**DIRECTIONS**
Omit every picture and write out the rest of the records exactly.

=====

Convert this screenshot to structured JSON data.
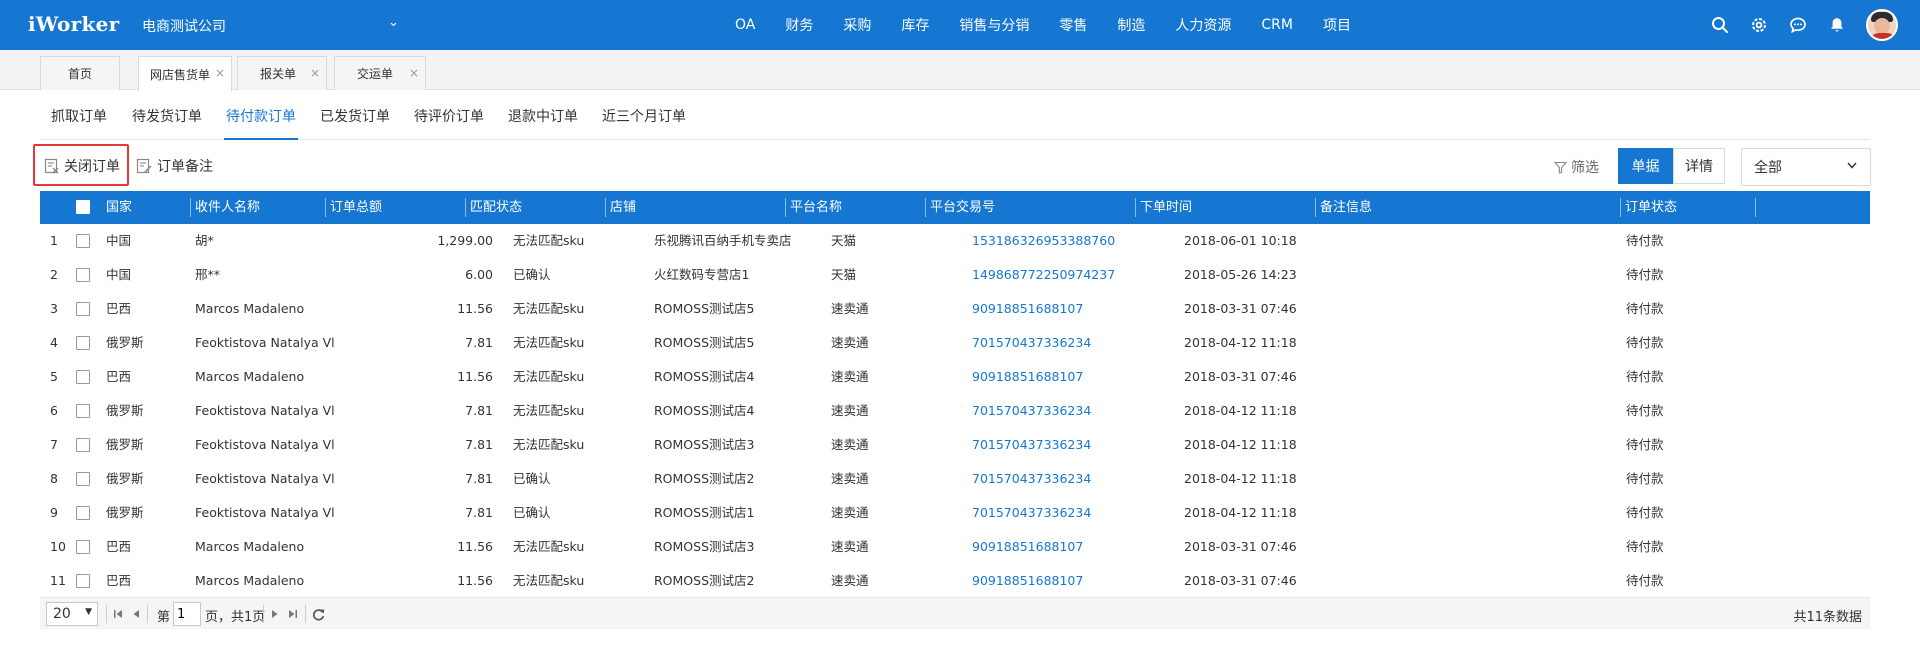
{
  "brand": {
    "logo": "iWorker",
    "company": "电商测试公司",
    "company_caret": "⌄"
  },
  "nav": [
    "OA",
    "财务",
    "采购",
    "库存",
    "销售与分销",
    "零售",
    "制造",
    "人力资源",
    "CRM",
    "项目"
  ],
  "header_icons": [
    "search-icon",
    "gear-icon",
    "chat-icon",
    "bell-icon"
  ],
  "page_tabs": [
    {
      "label": "首页",
      "closable": false
    },
    {
      "label": "网店售货单",
      "closable": true,
      "active": true
    },
    {
      "label": "报关单",
      "closable": true
    },
    {
      "label": "交运单",
      "closable": true
    }
  ],
  "close_glyph": "×",
  "sub_tabs": [
    "抓取订单",
    "待发货订单",
    "待付款订单",
    "已发货订单",
    "待评价订单",
    "退款中订单",
    "近三个月订单"
  ],
  "active_sub_tab": "待付款订单",
  "toolbar": {
    "close_order": "关闭订单",
    "order_note": "订单备注",
    "filter": "筛选",
    "view_single": "单据",
    "view_detail": "详情",
    "scope_select": "全部"
  },
  "table": {
    "columns": [
      "国家",
      "收件人名称",
      "订单总额",
      "匹配状态",
      "店铺",
      "平台名称",
      "平台交易号",
      "下单时间",
      "备注信息",
      "订单状态"
    ],
    "rows": [
      [
        "1",
        "中国",
        "胡*",
        "1,299.00",
        "无法匹配sku",
        "乐视腾讯百纳手机专卖店",
        "天猫",
        "153186326953388760",
        "2018-06-01 10:18",
        "",
        "待付款"
      ],
      [
        "2",
        "中国",
        "邢**",
        "6.00",
        "已确认",
        "火红数码专营店1",
        "天猫",
        "149868772250974237",
        "2018-05-26 14:23",
        "",
        "待付款"
      ],
      [
        "3",
        "巴西",
        "Marcos Madaleno",
        "11.56",
        "无法匹配sku",
        "ROMOSS测试店5",
        "速卖通",
        "90918851688107",
        "2018-03-31 07:46",
        "",
        "待付款"
      ],
      [
        "4",
        "俄罗斯",
        "Feoktistova Natalya Vladimirov",
        "7.81",
        "无法匹配sku",
        "ROMOSS测试店5",
        "速卖通",
        "701570437336234",
        "2018-04-12 11:18",
        "",
        "待付款"
      ],
      [
        "5",
        "巴西",
        "Marcos Madaleno",
        "11.56",
        "无法匹配sku",
        "ROMOSS测试店4",
        "速卖通",
        "90918851688107",
        "2018-03-31 07:46",
        "",
        "待付款"
      ],
      [
        "6",
        "俄罗斯",
        "Feoktistova Natalya Vladimirov",
        "7.81",
        "无法匹配sku",
        "ROMOSS测试店4",
        "速卖通",
        "701570437336234",
        "2018-04-12 11:18",
        "",
        "待付款"
      ],
      [
        "7",
        "俄罗斯",
        "Feoktistova Natalya Vladimirov",
        "7.81",
        "无法匹配sku",
        "ROMOSS测试店3",
        "速卖通",
        "701570437336234",
        "2018-04-12 11:18",
        "",
        "待付款"
      ],
      [
        "8",
        "俄罗斯",
        "Feoktistova Natalya Vladimirov",
        "7.81",
        "已确认",
        "ROMOSS测试店2",
        "速卖通",
        "701570437336234",
        "2018-04-12 11:18",
        "",
        "待付款"
      ],
      [
        "9",
        "俄罗斯",
        "Feoktistova Natalya Vladimirov",
        "7.81",
        "已确认",
        "ROMOSS测试店1",
        "速卖通",
        "701570437336234",
        "2018-04-12 11:18",
        "",
        "待付款"
      ],
      [
        "10",
        "巴西",
        "Marcos Madaleno",
        "11.56",
        "无法匹配sku",
        "ROMOSS测试店3",
        "速卖通",
        "90918851688107",
        "2018-03-31 07:46",
        "",
        "待付款"
      ],
      [
        "11",
        "巴西",
        "Marcos Madaleno",
        "11.56",
        "无法匹配sku",
        "ROMOSS测试店2",
        "速卖通",
        "90918851688107",
        "2018-03-31 07:46",
        "",
        "待付款"
      ]
    ]
  },
  "pager": {
    "page_size": "20",
    "page_prefix": "第",
    "current_page": "1",
    "page_suffix": "页，共1页",
    "total": "共11条数据"
  },
  "colors": {
    "primary": "#1677d2",
    "highlight_box": "#e53935",
    "link": "#1677d2"
  }
}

=====

**RESULT**
Convert this screenshot to structured JSON data.
{
  "brand": {
    "logo": "iWorker",
    "company": "电商测试公司",
    "company_caret": "⌄"
  },
  "nav": [
    "OA",
    "财务",
    "采购",
    "库存",
    "销售与分销",
    "零售",
    "制造",
    "人力资源",
    "CRM",
    "项目"
  ],
  "header_icons": [
    "search-icon",
    "gear-icon",
    "chat-icon",
    "bell-icon"
  ],
  "page_tabs": [
    {
      "label": "首页",
      "closable": false
    },
    {
      "label": "网店售货单",
      "closable": true,
      "active": true
    },
    {
      "label": "报关单",
      "closable": true
    },
    {
      "label": "交运单",
      "closable": true
    }
  ],
  "close_glyph": "×",
  "sub_tabs": [
    "抓取订单",
    "待发货订单",
    "待付款订单",
    "已发货订单",
    "待评价订单",
    "退款中订单",
    "近三个月订单"
  ],
  "active_sub_tab": "待付款订单",
  "toolbar": {
    "close_order": "关闭订单",
    "order_note": "订单备注",
    "filter": "筛选",
    "view_single": "单据",
    "view_detail": "详情",
    "scope_select": "全部"
  },
  "table": {
    "columns": [
      "国家",
      "收件人名称",
      "订单总额",
      "匹配状态",
      "店铺",
      "平台名称",
      "平台交易号",
      "下单时间",
      "备注信息",
      "订单状态"
    ],
    "rows": [
      [
        "1",
        "中国",
        "胡*",
        "1,299.00",
        "无法匹配sku",
        "乐视腾讯百纳手机专卖店",
        "天猫",
        "153186326953388760",
        "2018-06-01 10:18",
        "",
        "待付款"
      ],
      [
        "2",
        "中国",
        "邢**",
        "6.00",
        "已确认",
        "火红数码专营店1",
        "天猫",
        "149868772250974237",
        "2018-05-26 14:23",
        "",
        "待付款"
      ],
      [
        "3",
        "巴西",
        "Marcos Madaleno",
        "11.56",
        "无法匹配sku",
        "ROMOSS测试店5",
        "速卖通",
        "90918851688107",
        "2018-03-31 07:46",
        "",
        "待付款"
      ],
      [
        "4",
        "俄罗斯",
        "Feoktistova Natalya Vladimirov",
        "7.81",
        "无法匹配sku",
        "ROMOSS测试店5",
        "速卖通",
        "701570437336234",
        "2018-04-12 11:18",
        "",
        "待付款"
      ],
      [
        "5",
        "巴西",
        "Marcos Madaleno",
        "11.56",
        "无法匹配sku",
        "ROMOSS测试店4",
        "速卖通",
        "90918851688107",
        "2018-03-31 07:46",
        "",
        "待付款"
      ],
      [
        "6",
        "俄罗斯",
        "Feoktistova Natalya Vladimirov",
        "7.81",
        "无法匹配sku",
        "ROMOSS测试店4",
        "速卖通",
        "701570437336234",
        "2018-04-12 11:18",
        "",
        "待付款"
      ],
      [
        "7",
        "俄罗斯",
        "Feoktistova Natalya Vladimirov",
        "7.81",
        "无法匹配sku",
        "ROMOSS测试店3",
        "速卖通",
        "701570437336234",
        "2018-04-12 11:18",
        "",
        "待付款"
      ],
      [
        "8",
        "俄罗斯",
        "Feoktistova Natalya Vladimirov",
        "7.81",
        "已确认",
        "ROMOSS测试店2",
        "速卖通",
        "701570437336234",
        "2018-04-12 11:18",
        "",
        "待付款"
      ],
      [
        "9",
        "俄罗斯",
        "Feoktistova Natalya Vladimirov",
        "7.81",
        "已确认",
        "ROMOSS测试店1",
        "速卖通",
        "701570437336234",
        "2018-04-12 11:18",
        "",
        "待付款"
      ],
      [
        "10",
        "巴西",
        "Marcos Madaleno",
        "11.56",
        "无法匹配sku",
        "ROMOSS测试店3",
        "速卖通",
        "90918851688107",
        "2018-03-31 07:46",
        "",
        "待付款"
      ],
      [
        "11",
        "巴西",
        "Marcos Madaleno",
        "11.56",
        "无法匹配sku",
        "ROMOSS测试店2",
        "速卖通",
        "90918851688107",
        "2018-03-31 07:46",
        "",
        "待付款"
      ]
    ]
  },
  "pager": {
    "page_size": "20",
    "page_prefix": "第",
    "current_page": "1",
    "page_suffix": "页，共1页",
    "total": "共11条数据"
  },
  "colors": {
    "primary": "#1677d2",
    "highlight_box": "#e53935",
    "link": "#1677d2"
  }
}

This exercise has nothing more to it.